- [GIVEN INSTRUCTION]:
Lines containing the word "title" are to be located and copied.

(Excerpts from a figure dataset)
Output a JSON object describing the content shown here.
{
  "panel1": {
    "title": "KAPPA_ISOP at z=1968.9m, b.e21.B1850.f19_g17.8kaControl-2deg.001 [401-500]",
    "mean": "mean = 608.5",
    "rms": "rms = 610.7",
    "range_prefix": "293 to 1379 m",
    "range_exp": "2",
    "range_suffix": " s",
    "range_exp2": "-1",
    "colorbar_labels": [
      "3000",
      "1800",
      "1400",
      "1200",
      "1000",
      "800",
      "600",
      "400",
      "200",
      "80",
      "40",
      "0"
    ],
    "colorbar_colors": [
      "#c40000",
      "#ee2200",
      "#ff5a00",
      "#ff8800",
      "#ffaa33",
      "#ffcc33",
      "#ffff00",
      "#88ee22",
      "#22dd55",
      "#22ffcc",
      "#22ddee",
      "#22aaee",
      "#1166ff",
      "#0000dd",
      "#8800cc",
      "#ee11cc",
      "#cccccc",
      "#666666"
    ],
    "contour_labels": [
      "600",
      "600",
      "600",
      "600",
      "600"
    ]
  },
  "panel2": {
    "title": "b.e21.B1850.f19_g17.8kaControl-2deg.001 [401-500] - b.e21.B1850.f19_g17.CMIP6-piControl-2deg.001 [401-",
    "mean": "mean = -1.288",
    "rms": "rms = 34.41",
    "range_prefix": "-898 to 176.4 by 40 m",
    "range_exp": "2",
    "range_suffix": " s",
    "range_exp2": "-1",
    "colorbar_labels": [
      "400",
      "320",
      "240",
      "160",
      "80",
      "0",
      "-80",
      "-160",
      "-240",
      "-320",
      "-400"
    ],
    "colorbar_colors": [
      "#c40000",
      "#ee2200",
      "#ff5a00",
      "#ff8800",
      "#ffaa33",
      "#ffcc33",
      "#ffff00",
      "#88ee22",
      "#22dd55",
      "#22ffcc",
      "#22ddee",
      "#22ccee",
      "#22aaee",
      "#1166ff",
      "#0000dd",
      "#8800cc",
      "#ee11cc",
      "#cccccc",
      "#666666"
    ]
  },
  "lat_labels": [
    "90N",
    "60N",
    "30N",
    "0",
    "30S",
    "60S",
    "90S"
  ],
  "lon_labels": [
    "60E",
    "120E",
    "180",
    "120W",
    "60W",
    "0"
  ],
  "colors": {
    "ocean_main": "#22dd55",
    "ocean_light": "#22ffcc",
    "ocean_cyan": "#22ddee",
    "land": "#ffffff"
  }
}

- [THE RESPONSE]:
    "title": "KAPPA_ISOP at z=1968.9m, b.e21.B1850.f19_g17.8kaControl-2deg.001 [401-500]",
    "title": "b.e21.B1850.f19_g17.8kaControl-2deg.001 [401-500] - b.e21.B1850.f19_g17.CMIP6-piControl-2deg.001 [401-",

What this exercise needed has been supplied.